▶ _What this task involves_
Repeat the material below exactly, line for line.

─── Information given ───

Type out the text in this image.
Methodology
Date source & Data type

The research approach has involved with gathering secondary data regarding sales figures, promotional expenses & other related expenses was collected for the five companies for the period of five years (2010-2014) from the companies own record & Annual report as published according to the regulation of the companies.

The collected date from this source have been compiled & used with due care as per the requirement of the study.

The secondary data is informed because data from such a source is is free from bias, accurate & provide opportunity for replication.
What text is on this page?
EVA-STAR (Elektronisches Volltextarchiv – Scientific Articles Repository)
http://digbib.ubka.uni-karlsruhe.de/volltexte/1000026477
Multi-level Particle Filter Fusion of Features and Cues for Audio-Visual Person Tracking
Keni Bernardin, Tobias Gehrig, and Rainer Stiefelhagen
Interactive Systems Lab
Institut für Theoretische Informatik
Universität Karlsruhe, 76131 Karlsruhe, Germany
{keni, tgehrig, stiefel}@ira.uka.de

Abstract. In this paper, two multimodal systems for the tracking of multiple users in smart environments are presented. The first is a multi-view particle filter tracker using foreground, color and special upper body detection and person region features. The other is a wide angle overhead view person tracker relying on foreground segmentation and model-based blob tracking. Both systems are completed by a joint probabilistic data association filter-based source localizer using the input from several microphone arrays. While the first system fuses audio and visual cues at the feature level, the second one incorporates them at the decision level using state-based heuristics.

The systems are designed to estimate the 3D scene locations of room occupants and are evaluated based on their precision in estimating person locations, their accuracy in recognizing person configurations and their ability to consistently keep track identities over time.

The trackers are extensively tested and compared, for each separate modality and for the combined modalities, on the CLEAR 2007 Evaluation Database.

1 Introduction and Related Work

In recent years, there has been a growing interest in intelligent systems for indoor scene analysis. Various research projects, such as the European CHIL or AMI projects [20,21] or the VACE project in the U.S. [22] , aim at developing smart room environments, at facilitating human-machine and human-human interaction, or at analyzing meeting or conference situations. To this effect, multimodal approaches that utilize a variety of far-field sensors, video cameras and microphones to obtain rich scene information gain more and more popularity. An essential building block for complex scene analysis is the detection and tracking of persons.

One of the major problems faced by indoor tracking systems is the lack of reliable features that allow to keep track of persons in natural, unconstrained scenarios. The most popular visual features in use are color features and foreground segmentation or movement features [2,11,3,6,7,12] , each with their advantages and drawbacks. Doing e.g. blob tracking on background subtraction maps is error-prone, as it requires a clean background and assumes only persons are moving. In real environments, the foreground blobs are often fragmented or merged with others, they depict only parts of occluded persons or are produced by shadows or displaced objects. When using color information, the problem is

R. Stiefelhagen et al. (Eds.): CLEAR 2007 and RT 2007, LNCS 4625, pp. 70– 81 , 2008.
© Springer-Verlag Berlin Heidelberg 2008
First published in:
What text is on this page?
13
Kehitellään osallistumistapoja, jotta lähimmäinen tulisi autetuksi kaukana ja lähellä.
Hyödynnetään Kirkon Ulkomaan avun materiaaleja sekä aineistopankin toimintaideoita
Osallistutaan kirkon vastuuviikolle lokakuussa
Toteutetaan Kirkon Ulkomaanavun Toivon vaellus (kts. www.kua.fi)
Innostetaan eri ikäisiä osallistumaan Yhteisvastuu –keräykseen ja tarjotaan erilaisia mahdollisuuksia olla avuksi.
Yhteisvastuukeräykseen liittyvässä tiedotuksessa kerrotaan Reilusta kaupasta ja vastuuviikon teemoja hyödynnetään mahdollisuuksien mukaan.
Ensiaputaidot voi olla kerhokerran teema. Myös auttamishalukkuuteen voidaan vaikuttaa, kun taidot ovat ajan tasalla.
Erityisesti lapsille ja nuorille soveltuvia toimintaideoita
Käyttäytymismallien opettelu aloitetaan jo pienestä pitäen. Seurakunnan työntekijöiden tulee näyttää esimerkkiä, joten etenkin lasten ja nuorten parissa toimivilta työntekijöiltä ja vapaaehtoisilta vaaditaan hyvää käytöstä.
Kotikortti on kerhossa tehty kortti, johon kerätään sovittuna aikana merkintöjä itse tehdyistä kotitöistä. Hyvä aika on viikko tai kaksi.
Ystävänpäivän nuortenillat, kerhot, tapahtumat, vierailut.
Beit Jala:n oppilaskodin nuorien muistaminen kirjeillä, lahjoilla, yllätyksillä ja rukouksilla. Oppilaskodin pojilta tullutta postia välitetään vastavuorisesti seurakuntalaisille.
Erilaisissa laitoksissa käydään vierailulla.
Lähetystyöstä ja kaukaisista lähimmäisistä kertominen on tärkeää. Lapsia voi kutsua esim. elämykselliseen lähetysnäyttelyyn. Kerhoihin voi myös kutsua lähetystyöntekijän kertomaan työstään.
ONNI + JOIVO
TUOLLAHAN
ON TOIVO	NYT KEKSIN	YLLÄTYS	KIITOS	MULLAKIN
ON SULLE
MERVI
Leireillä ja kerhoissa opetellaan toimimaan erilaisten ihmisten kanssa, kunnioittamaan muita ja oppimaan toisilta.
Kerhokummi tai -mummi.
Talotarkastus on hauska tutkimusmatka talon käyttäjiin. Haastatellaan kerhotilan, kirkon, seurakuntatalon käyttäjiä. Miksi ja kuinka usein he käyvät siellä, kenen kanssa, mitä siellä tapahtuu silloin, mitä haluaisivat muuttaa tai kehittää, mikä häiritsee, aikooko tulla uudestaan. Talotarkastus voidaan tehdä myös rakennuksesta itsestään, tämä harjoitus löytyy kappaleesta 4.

───

▶ _Reply_
Type out the text in this image.
Methodology
Date source & Data type

The research approach has involved with gathering secondary data regarding sales figures, promotional expenses & other related expenses was collected for the five companies for the period of five years (2010-2014) from the companies own record & Annual report as published according to the regulation of the companies.

The collected date from this source have been compiled & used with due care as per the requirement of the study.

The secondary data is informed because data from such a source is is free from bias, accurate & provide opportunity for replication.
What text is on this page?
EVA-STAR (Elektronisches Volltextarchiv – Scientific Articles Repository)
http://digbib.ubka.uni-karlsruhe.de/volltexte/1000026477
Multi-level Particle Filter Fusion of Features and Cues for Audio-Visual Person Tracking
Keni Bernardin, Tobias Gehrig, and Rainer Stiefelhagen
Interactive Systems Lab
Institut für Theoretische Informatik
Universität Karlsruhe, 76131 Karlsruhe, Germany
{keni, tgehrig, stiefel}@ira.uka.de

Abstract. In this paper, two multimodal systems for the tracking of multiple users in smart environments are presented. The first is a multi-view particle filter tracker using foreground, color and special upper body detection and person region features. The other is a wide angle overhead view person tracker relying on foreground segmentation and model-based blob tracking. Both systems are completed by a joint probabilistic data association filter-based source localizer using the input from several microphone arrays. While the first system fuses audio and visual cues at the feature level, the second one incorporates them at the decision level using state-based heuristics.

The systems are designed to estimate the 3D scene locations of room occupants and are evaluated based on their precision in estimating person locations, their accuracy in recognizing person configurations and their ability to consistently keep track identities over time.

The trackers are extensively tested and compared, for each separate modality and for the combined modalities, on the CLEAR 2007 Evaluation Database.

1 Introduction and Related Work

In recent years, there has been a growing interest in intelligent systems for indoor scene analysis. Various research projects, such as the European CHIL or AMI projects [20,21] or the VACE project in the U.S. [22] , aim at developing smart room environments, at facilitating human-machine and human-human interaction, or at analyzing meeting or conference situations. To this effect, multimodal approaches that utilize a variety of far-field sensors, video cameras and microphones to obtain rich scene information gain more and more popularity. An essential building block for complex scene analysis is the detection and tracking of persons.

One of the major problems faced by indoor tracking systems is the lack of reliable features that allow to keep track of persons in natural, unconstrained scenarios. The most popular visual features in use are color features and foreground segmentation or movement features [2,11,3,6,7,12] , each with their advantages and drawbacks. Doing e.g. blob tracking on background subtraction maps is error-prone, as it requires a clean background and assumes only persons are moving. In real environments, the foreground blobs are often fragmented or merged with others, they depict only parts of occluded persons or are produced by shadows or displaced objects. When using color information, the problem is

R. Stiefelhagen et al. (Eds.): CLEAR 2007 and RT 2007, LNCS 4625, pp. 70– 81 , 2008.
© Springer-Verlag Berlin Heidelberg 2008
First published in:
What text is on this page?
13
Kehitellään osallistumistapoja, jotta lähimmäinen tulisi autetuksi kaukana ja lähellä.
Hyödynnetään Kirkon Ulkomaan avun materiaaleja sekä aineistopankin toimintaideoita
Osallistutaan kirkon vastuuviikolle lokakuussa
Toteutetaan Kirkon Ulkomaanavun Toivon vaellus (kts. www.kua.fi)
Innostetaan eri ikäisiä osallistumaan Yhteisvastuu –keräykseen ja tarjotaan erilaisia mahdollisuuksia olla avuksi.
Yhteisvastuukeräykseen liittyvässä tiedotuksessa kerrotaan Reilusta kaupasta ja vastuuviikon teemoja hyödynnetään mahdollisuuksien mukaan.
Ensiaputaidot voi olla kerhokerran teema. Myös auttamishalukkuuteen voidaan vaikuttaa, kun taidot ovat ajan tasalla.
Erityisesti lapsille ja nuorille soveltuvia toimintaideoita
Käyttäytymismallien opettelu aloitetaan jo pienestä pitäen. Seurakunnan työntekijöiden tulee näyttää esimerkkiä, joten etenkin lasten ja nuorten parissa toimivilta työntekijöiltä ja vapaaehtoisilta vaaditaan hyvää käytöstä.
Kotikortti on kerhossa tehty kortti, johon kerätään sovittuna aikana merkintöjä itse tehdyistä kotitöistä. Hyvä aika on viikko tai kaksi.
Ystävänpäivän nuortenillat, kerhot, tapahtumat, vierailut.
Beit Jala:n oppilaskodin nuorien muistaminen kirjeillä, lahjoilla, yllätyksillä ja rukouksilla. Oppilaskodin pojilta tullutta postia välitetään vastavuorisesti seurakuntalaisille.
Erilaisissa laitoksissa käydään vierailulla.
Lähetystyöstä ja kaukaisista lähimmäisistä kertominen on tärkeää. Lapsia voi kutsua esim. elämykselliseen lähetysnäyttelyyn. Kerhoihin voi myös kutsua lähetystyöntekijän kertomaan työstään.
ONNI + JOIVO
TUOLLAHAN
ON TOIVO	NYT KEKSIN	YLLÄTYS	KIITOS	MULLAKIN
ON SULLE
MERVI
Leireillä ja kerhoissa opetellaan toimimaan erilaisten ihmisten kanssa, kunnioittamaan muita ja oppimaan toisilta.
Kerhokummi tai -mummi.
Talotarkastus on hauska tutkimusmatka talon käyttäjiin. Haastatellaan kerhotilan, kirkon, seurakuntatalon käyttäjiä. Miksi ja kuinka usein he käyvät siellä, kenen kanssa, mitä siellä tapahtuu silloin, mitä haluaisivat muuttaa tai kehittää, mikä häiritsee, aikooko tulla uudestaan. Talotarkastus voidaan tehdä myös rakennuksesta itsestään, tämä harjoitus löytyy kappaleesta 4.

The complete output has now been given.